» What is needed:
For the material that follows, list every line containing the word "history".

» Exercise inputs:
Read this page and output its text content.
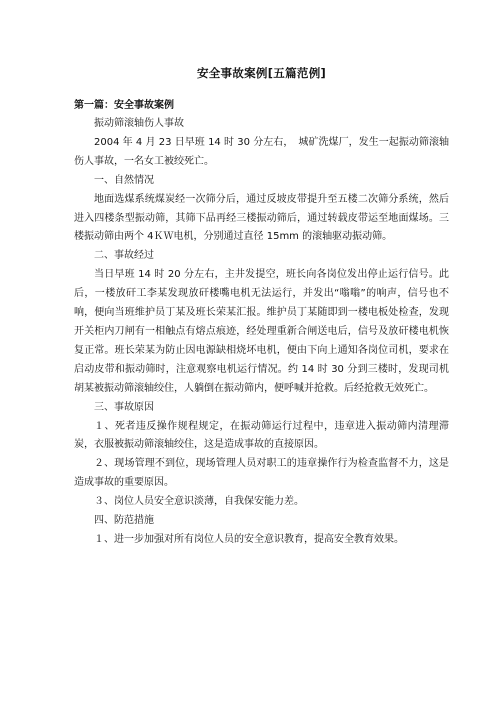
安全事故案例[五篇范例]
第一篇：安全事故案例

振动筛滚轴伤人事故

2004 年 4 月 23 日早班 14 时 30 分左右，　城矿洗煤厂，发生一起振动筛滚轴伤人事故，一名女工被绞死亡。

一、自然情况

地面选煤系统煤炭经一次筛分后，通过反坡皮带提升至五楼二次筛分系统，然后进入四楼条型振动筛，其筛下品再经三楼振动筛后，通过转载皮带运至地面煤场。三楼振动筛由两个 4ＫＷ电机，分别通过直径 15mm 的滚轴驱动振动筛。

二、事故经过

当日早班 14 时 20 分左右，主井发提空，班长向各岗位发出停止运行信号。此后，一楼放矸工李某发现放矸楼嘴电机无法运行，并发出“嗡嗡”的响声，信号也不响，便向当班维护员丁某及班长荣某汇报。维护员丁某随即到一楼电板处检查，发现开关柜内刀闸有一相触点有熔点痕迹，经处理重新合闸送电后，信号及放矸楼电机恢复正常。班长荣某为防止因电源缺相烧坏电机，便由下向上通知各岗位司机，要求在启动皮带和振动筛时，注意观察电机运行情况。约 14 时 30 分到三楼时，发现司机胡某被振动筛滚轴绞住，人躺倒在振动筛内，便呼喊并抢救。后经抢救无效死亡。

三、事故原因

１、死者违反操作规程规定，在振动筛运行过程中，违章进入振动筛内清理滞炭，衣服被振动筛滚轴绞住，这是造成事故的直接原因。

２、现场管理不到位，现场管理人员对职工的违章操作行为检查监督不力，这是造成事故的重要原因。

３、岗位人员安全意识淡薄，自我保安能力差。

四、防范措施

１、进一步加强对所有岗位人员的安全意识教育，提高安全教育效果。
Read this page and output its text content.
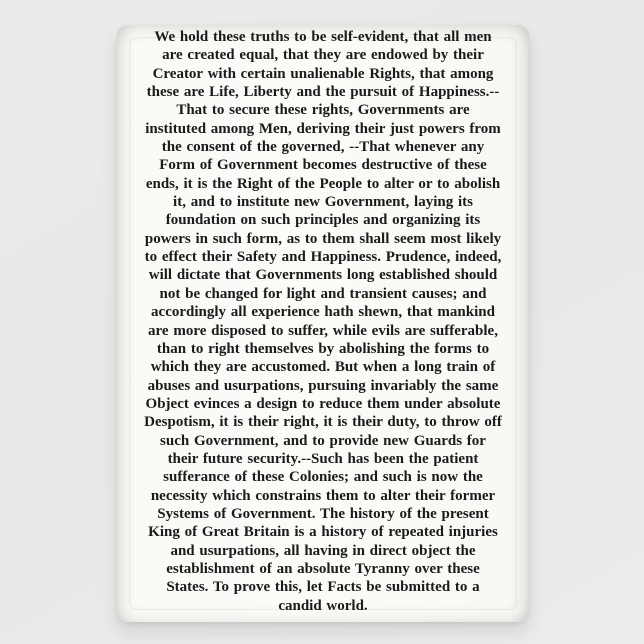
We hold these truths to be self-evident, that all men
are created equal, that they are endowed by their
Creator with certain unalienable Rights, that among
these are Life, Liberty and the pursuit of Happiness.--
That to secure these rights, Governments are
instituted among Men, deriving their just powers from
the consent of the governed, --That whenever any
Form of Government becomes destructive of these
ends, it is the Right of the People to alter or to abolish
it, and to institute new Government, laying its
foundation on such principles and organizing its
powers in such form, as to them shall seem most likely
to effect their Safety and Happiness. Prudence, indeed,
will dictate that Governments long established should
not be changed for light and transient causes; and
accordingly all experience hath shewn, that mankind
are more disposed to suffer, while evils are sufferable,
than to right themselves by abolishing the forms to
which they are accustomed. But when a long train of
abuses and usurpations, pursuing invariably the same
Object evinces a design to reduce them under absolute
Despotism, it is their right, it is their duty, to throw off
such Government, and to provide new Guards for
their future security.--Such has been the patient
sufferance of these Colonies; and such is now the
necessity which constrains them to alter their former
Systems of Government. The history of the present
King of Great Britain is a history of repeated injuries
and usurpations, all having in direct object the
establishment of an absolute Tyranny over these
States. To prove this, let Facts be submitted to a
candid world.
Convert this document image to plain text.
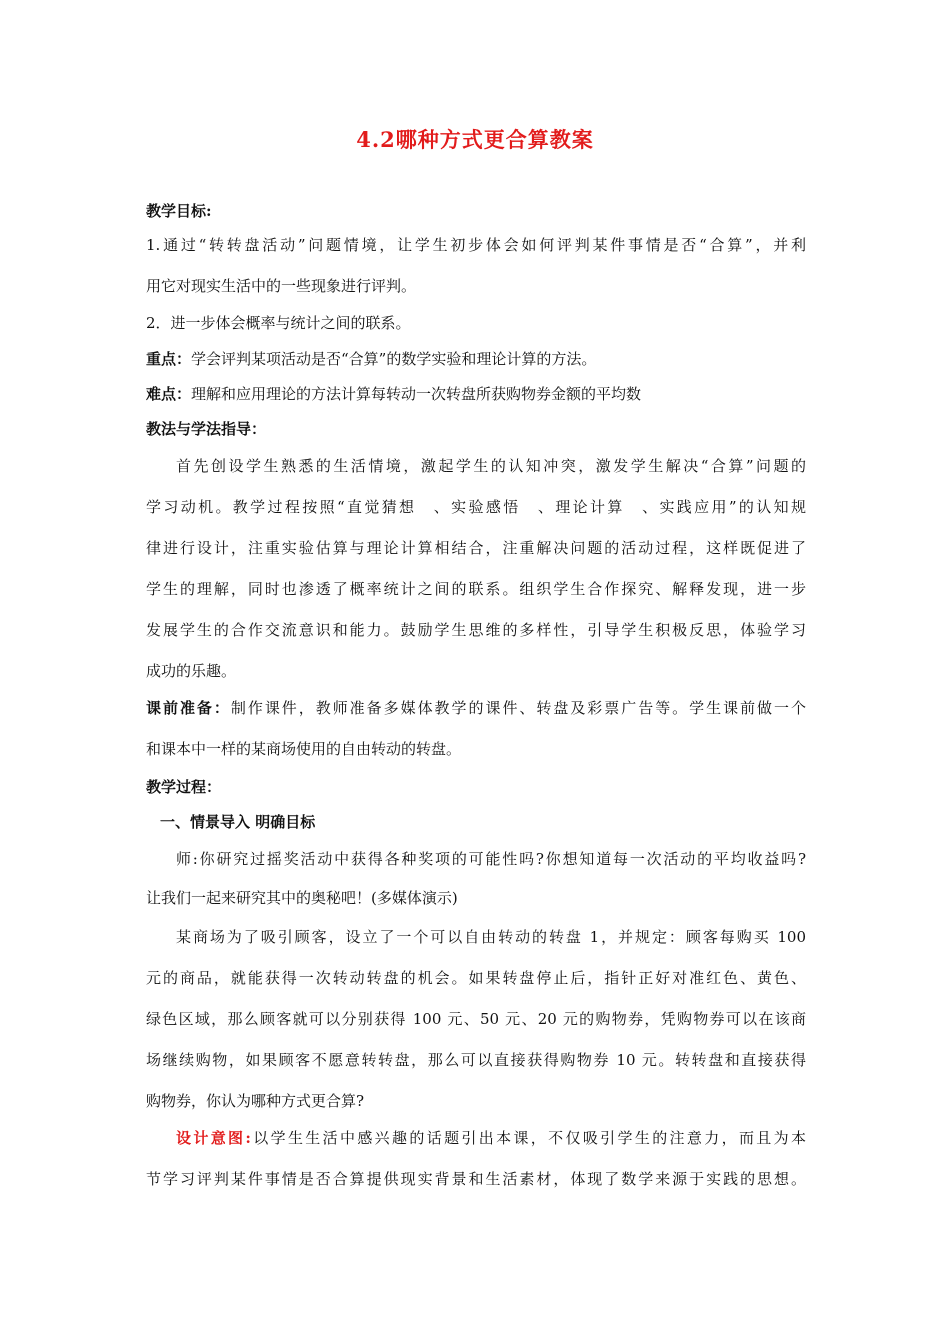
4.2哪种方式更合算教案
教学目标:
1.通过“转转盘活动”问题情境，让学生初步体会如何评判某件事情是否“合算”，并利
用它对现实生活中的一些现象进行评判。
2．进一步体会概率与统计之间的联系。
重点：学会评判某项活动是否“合算”的数学实验和理论计算的方法。
难点：理解和应用理论的方法计算每转动一次转盘所获购物券金额的平均数
教法与学法指导：
首先创设学生熟悉的生活情境，激起学生的认知冲突，激发学生解决“合算”问题的
学习动机。教学过程按照“直觉猜想　、实验感悟　、理论计算　、实践应用”的认知规
律进行设计，注重实验估算与理论计算相结合，注重解决问题的活动过程，这样既促进了
学生的理解，同时也渗透了概率统计之间的联系。组织学生合作探究、解释发现，进一步
发展学生的合作交流意识和能力。鼓励学生思维的多样性，引导学生积极反思，体验学习
成功的乐趣。
课前准备：制作课件，教师准备多媒体教学的课件、转盘及彩票广告等。学生课前做一个
和课本中一样的某商场使用的自由转动的转盘。
教学过程：
一、情景导入 明确目标
师:你研究过摇奖活动中获得各种奖项的可能性吗?你想知道每一次活动的平均收益吗?
让我们一起来研究其中的奥秘吧！(多媒体演示)
某商场为了吸引顾客，设立了一个可以自由转动的转盘 1，并规定：顾客每购买 100
元的商品，就能获得一次转动转盘的机会。如果转盘停止后，指针正好对准红色、黄色、
绿色区域，那么顾客就可以分别获得 100 元、50 元、20 元的购物券，凭购物券可以在该商
场继续购物，如果顾客不愿意转转盘，那么可以直接获得购物券 10 元。转转盘和直接获得
购物券，你认为哪种方式更合算?
设计意图:以学生生活中感兴趣的话题引出本课，不仅吸引学生的注意力，而且为本
节学习评判某件事情是否合算提供现实背景和生活素材，体现了数学来源于实践的思想。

» Answer below:
Systems of Government. The history of the present
King of Great Britain is a history of repeated injuries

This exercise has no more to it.